- **WHAT YOU WILL DO**
Keep only those lines of the records that include the string "galaxy".

(Collected data entries)
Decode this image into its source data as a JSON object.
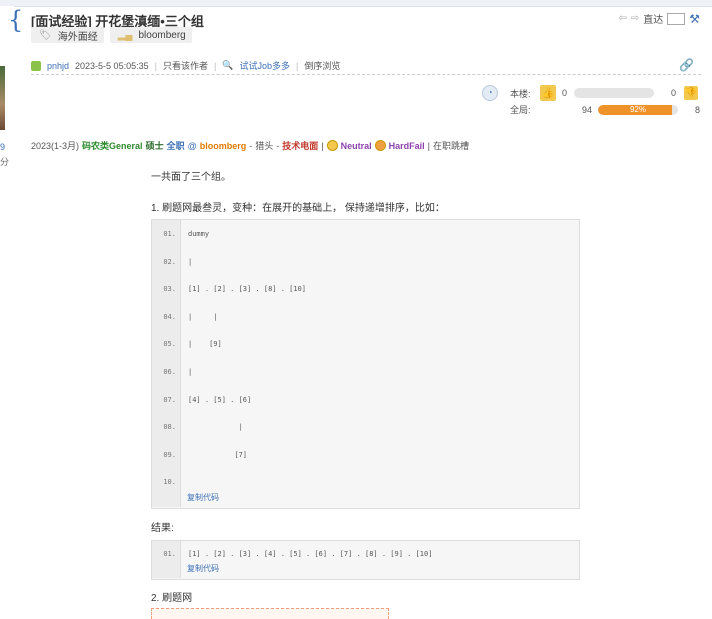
{
  "thread": {
    "title": "[面试经验] 开花堡滇缅•三个组",
    "tags": [
      {
        "label": "海外面经",
        "icon": "tag-icon"
      },
      {
        "label": "bloomberg",
        "icon": "signal-icon"
      }
    ],
    "tools": {
      "goto_label": "直达"
    }
  },
  "post_meta": {
    "author": "pnhjd",
    "datetime": "2023-5-5 05:05:35",
    "only_author": "只看该作者",
    "search_link": "试试Job多多",
    "reverse": "倒序浏览"
  },
  "votes": {
    "floor_label": "本楼:",
    "floor_up": "0",
    "floor_down": "0",
    "floor_fraction": 0,
    "global_label": "全局:",
    "global_up": "94",
    "global_down": "8",
    "global_pct_text": "92%",
    "global_fraction": 0.92
  },
  "info_line": {
    "date": "2023(1-3月)",
    "level": "码农类General",
    "degree": "硕士",
    "type": "全职",
    "at": "@",
    "company": "bloomberg",
    "sep1": "-",
    "stage": "猎头",
    "sep2": "-",
    "format": "技术电面",
    "sep3": "|",
    "result1": "Neutral",
    "result2": "HardFail",
    "sep4": "|",
    "status": "在职跳槽"
  },
  "body": {
    "p1": "一共面了三个组。",
    "p2": "1. 刷题网最叁灵，变种：在展开的基础上， 保持递增排序，比如：",
    "code1_lines": [
      {
        "n": "01.",
        "t": "dummy"
      },
      {
        "n": "02.",
        "t": "|"
      },
      {
        "n": "03.",
        "t": "[1] . [2] . [3] . [8] . [10]"
      },
      {
        "n": "04.",
        "t": "|     |"
      },
      {
        "n": "05.",
        "t": "|    [9]"
      },
      {
        "n": "06.",
        "t": "|"
      },
      {
        "n": "07.",
        "t": "[4] . [5] . [6]"
      },
      {
        "n": "08.",
        "t": "            |"
      },
      {
        "n": "09.",
        "t": "           [7]"
      },
      {
        "n": "10.",
        "t": ""
      }
    ],
    "copy_label": "复制代码",
    "p3": "结果:",
    "code2_lines": [
      {
        "n": "01.",
        "t": "[1] . [2] . [3] . [4] . [5] . [6] . [7] . [8] . [9] . [10]"
      }
    ],
    "p4": "2. 刷题网"
  },
  "left": {
    "num": "9",
    "num2": "分"
  }
}
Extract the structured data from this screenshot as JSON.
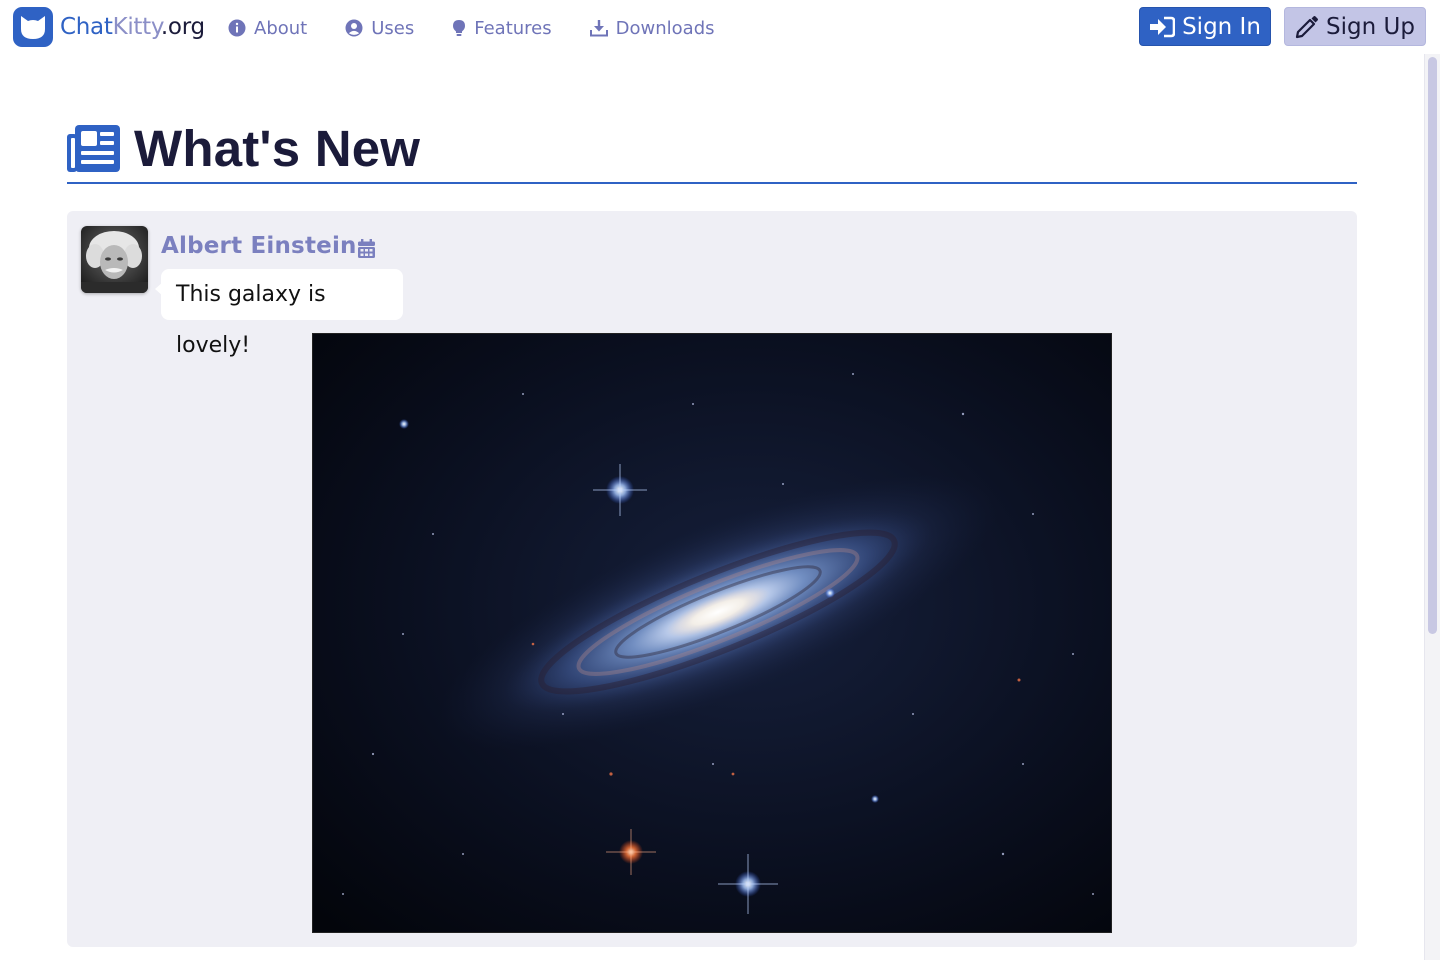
{
  "brand": {
    "part1": "Chat",
    "part2": "Kitty",
    "part3": ".org"
  },
  "nav": {
    "items": [
      {
        "label": "About",
        "icon": "info-circle-icon"
      },
      {
        "label": "Uses",
        "icon": "user-circle-icon"
      },
      {
        "label": "Features",
        "icon": "lightbulb-icon"
      },
      {
        "label": "Downloads",
        "icon": "download-icon"
      }
    ]
  },
  "auth": {
    "signin_label": "Sign In",
    "signin_icon": "sign-in-icon",
    "signup_label": "Sign Up",
    "signup_icon": "pencil-icon"
  },
  "page": {
    "title": "What's New",
    "title_icon": "newspaper-icon"
  },
  "post": {
    "author": "Albert Einstein",
    "date_icon": "calendar-icon",
    "message": "This galaxy is lovely!",
    "image_subject": "spiral galaxy"
  },
  "colors": {
    "accent": "#2f62c4",
    "nav_text": "#6f74b8",
    "secondary_button": "#c3c5e6",
    "card_background": "#efeff5",
    "author_text": "#7b80bf"
  }
}
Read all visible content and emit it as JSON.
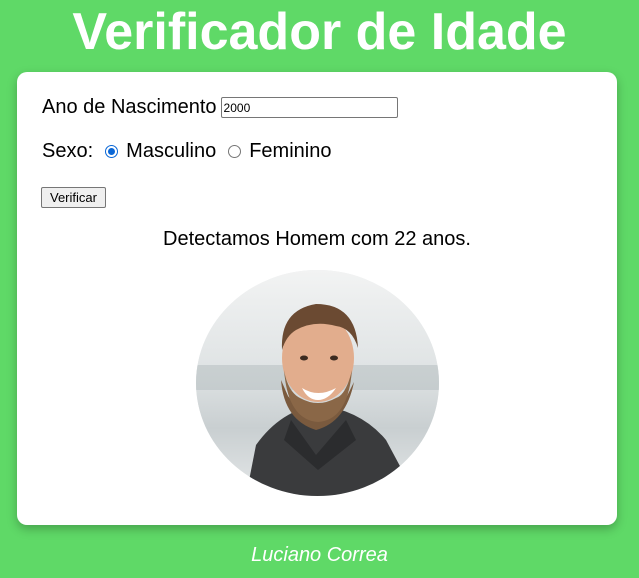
{
  "header": {
    "title": "Verificador de Idade"
  },
  "form": {
    "year_label": "Ano de Nascimento",
    "year_value": "2000",
    "sex_label": "Sexo:",
    "options": [
      {
        "label": "Masculino",
        "checked": true
      },
      {
        "label": "Feminino",
        "checked": false
      }
    ],
    "button_label": "Verificar"
  },
  "result": {
    "text": "Detectamos Homem com 22 anos."
  },
  "photo": {
    "icon": "man-portrait-photo"
  },
  "footer": {
    "author": "Luciano Correa"
  },
  "colors": {
    "background": "#5fd967",
    "card": "#ffffff",
    "radio_accent": "#0a67d6"
  }
}
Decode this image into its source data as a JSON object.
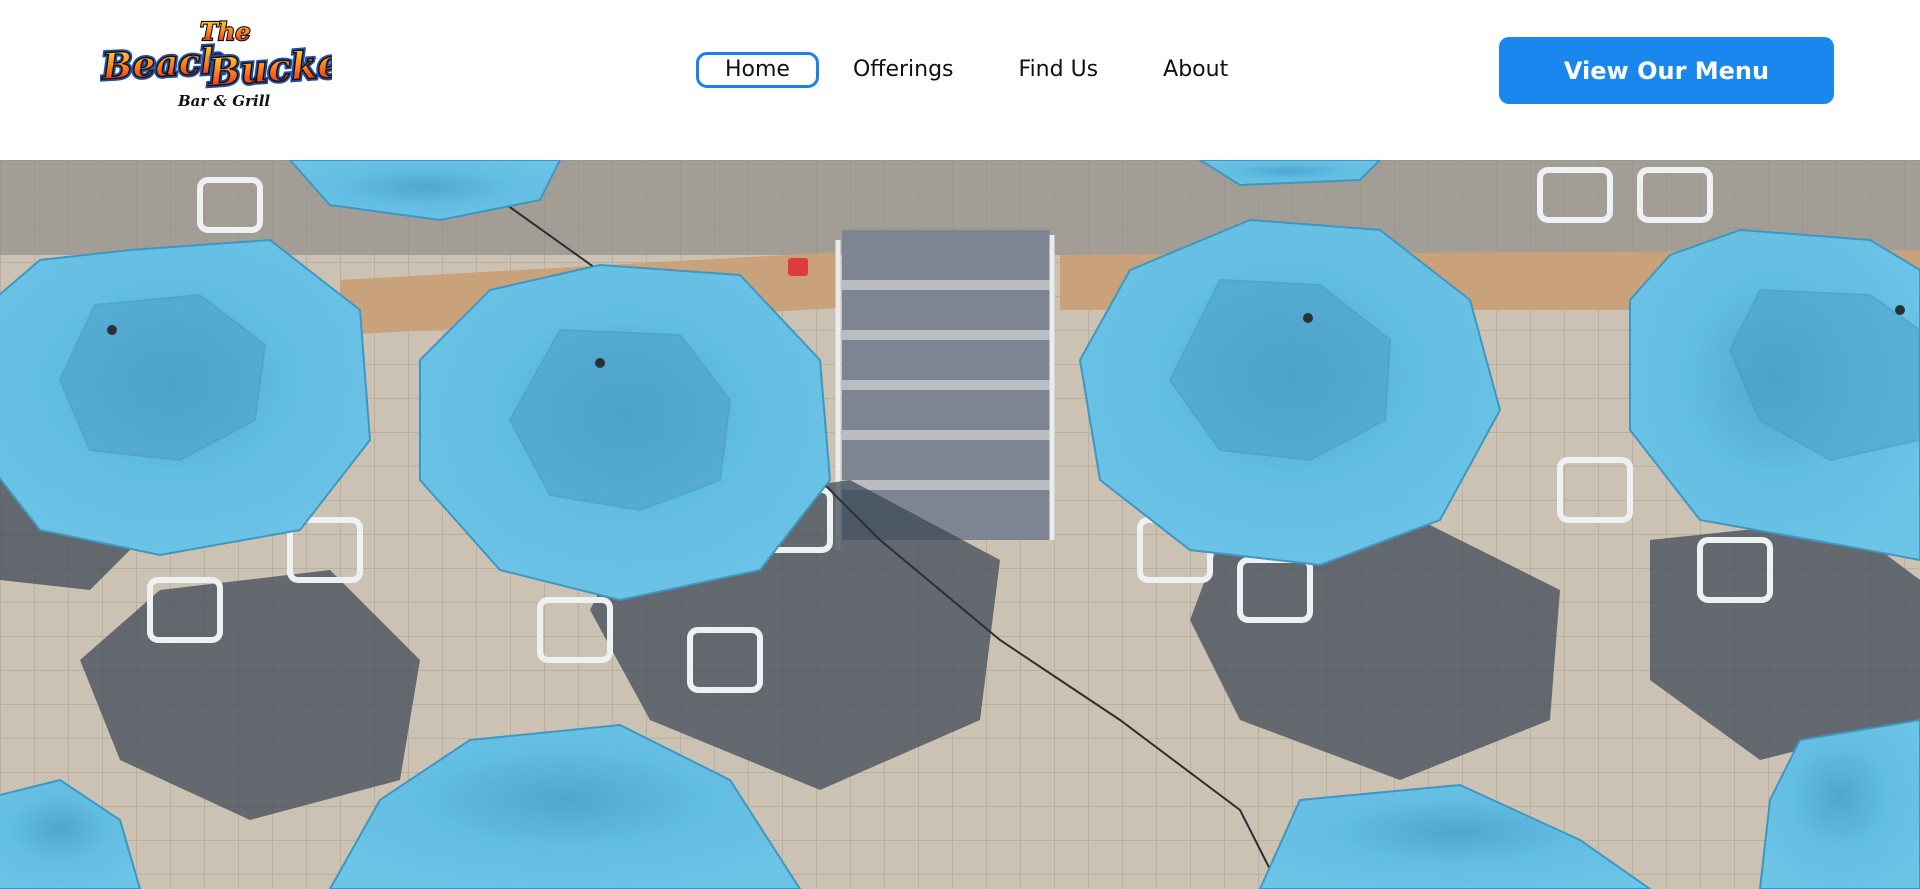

- **COMPLETE ANSWER**
    "message": "This galaxy is lovely!",
    "image_subject": "spiral galaxy"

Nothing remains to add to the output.